-- TEXTABSCHNITT --
★ ★ ★ ★
Rund 500.000 Menschen wurden im Bürgerkrieg in Ruanda ermordet.

Kann es da jemals wieder zu einer nationalen Versöhnung kommen?

 

 

Ohne Hoffnung auf Gott muss man zu dem Ergebnis kommen, dass Vergebung in Ruanda unmöglich ist. Man muss das Ausmaß der Tragödie, durch die wir gegangen sind, bedenken. Und doch! Der Herr ist am Werk. Vergebung ist möglich. Und dann folgt die Versöhnung, die wiederum zur Brüderlichkeit führt."

Der diese Worte spricht ist durch Feuer und Blut gegangen: Jean-Marie Twambazemungu ist Hutu, seine Frau Stéphanie Tutsi, wie viele ruandesische Paare. Für sie gibt den Ausschlag, dass sie Christen sind. Und Christ zu sein, bedeutet, alle als Brüder anzusehen, weil alle Kinder desselben Vaters sind. "Und weil der Vater uns vergibt, in welcher Lebenslage wir auch sein mögen, so bedeutet unser Entschluss, Kinder des Vaters zu sein, dass auch wir vergeben und um Vergebung bitten, was auch immer geschehen mag. Auf diese Weise kehren die Kinder Ruandas Schritt für Schritt ins Haus des Vaters heim."

Der Weg der Vergebung ist aber ein Kreuzweg. Für Jean-Marie und Stéphane folgten seine blutigen Stationen Schlag auf Schlag, nachdem die Massaker begonnen hatten. "Es war "zwei Monate lange ein Abstieg in die Hölle mit dem Herrn."

Erste Station: Cyprian und Daphrose Rugamba, die Gründer der Emmanuel-Gemeinschaft in Ruanda werden zusammen mit ihren sechs Kindern mit Gewehrschüssen niedergemetzelt. Am Vorabend hatten sie Jean-Marie und Stéphanie Anweisungen für die Zukunft der Gemeinschaft gegeben, obwohl nichts auf das bevorstehende Drama hingedeutet hatte. Plötzlich war also Jean-Marie verantwortlich für die Gemeinschaft... Er erlebt mit, wie einer ihrer Brüder erschossen wird, muss mit seiner Frau fliehen: Weil sie für den Frieden eintreten, stehen sie auf der Liste der zu Ermordenden.
★ ★ ★ ★
-- VERFÜGBARES MATERIAL --
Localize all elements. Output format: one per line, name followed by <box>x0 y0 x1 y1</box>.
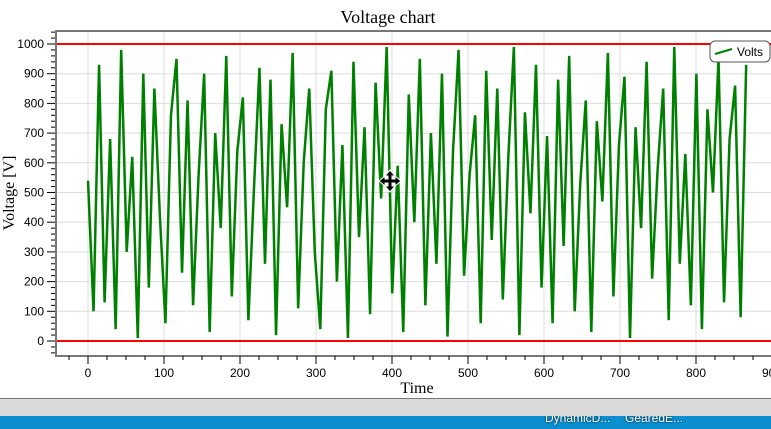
★ ★ ★ ★
-- AUFGABEN --
a. Entscheiden Sie, ob die folgenden Aussagen mit dem Text über Vergebung in Ruanda übereinstimmen. Antworten Sie jeweils mit Ja oder Nein und belegen Sie Ihre Antwort mit den entscheidenden Worten des Textes.
(i) Jean-Marie Twambazemungu ist Tutsi.
(ii) Cyprian und Daphrose Rugamba gründeten die Emmanuel-Gemeinschaft in Ruanda.
(iii) Im Bürgerkrieg in Ruanda wurden rund 500.000 Menschen ermordet.
b. Beantworten Sie anhand des Textes über Vergebung in Ruanda die folgenden Fragen.
(i) Welcher Volksgruppe gehört Stéphanie an?
(ii) Wie viele Kinder von Cyprian und Daphrose Rugamba wurden mit ihnen getötet?
(iii) Weshalb stehen Jean-Marie und seine Frau auf der Liste der zu Ermordenden?
c. Führen Sie den Text über Vergebung in Ruanda im Anschluss an seinen letzten Satz weiter.
Das Material stammt aus einer anderen Quelle.

-- LÖSUNGEN --
a.
(i) Nein: „Jean-Marie Twambazemungu ist Hutu“
(ii) Ja: „die Gründer der Emmanuel-Gemeinschaft in Ruanda“
(iii) Ja: „Rund 500.000 Menschen wurden im Bürgerkrieg in Ruanda ermordet.“

b.
(i) Sie ist Tutsi.
(ii) Sechs Kinder.
(iii) Weil sie für den Frieden eintreten.

c.
Stéphanie erzählt: "Ich war überhaupt nicht im Frieden. Mein Herz war voller Hass, der mich von Gott entfernte. Ich konnte mich einfach nicht damit abfinden, sterben zu müssen, umgebracht mit einer Machete. Diese Anspannung hinderte mich, dem Versprechen Gottes zu glauben, der uns beiden zugesagt hatte, dass wir zwar leiden, aber nicht sterben würden, so wie Daniel in der Löwengrube und Jonas im Bauch des Fisches."

"Wir beschlossen zu beten, um im voraus jenen verzeihen zu können, die uns töten wollten.Als es mir gelang für die Mörder zu beten und den Tod, den Gott für mich bestimmen würde, anzunehmen, empfing ich Frieden und Freude im Herzen. Die Angst war besiegt."

Ohne zu wissen wie, gelingt es ihnen die Sperren der Miliz, die sie mit scharfen Handgranaten bedrohen, zu passieren. Bei jeder Etappe danken sie dem Herrn, der sie in allen Gefahren behütet. Ein Freund versteckt Stéphanie und die Kinder. Jean-Marie verkriecht sich zwei Wochen lang, bis er erwischt wird.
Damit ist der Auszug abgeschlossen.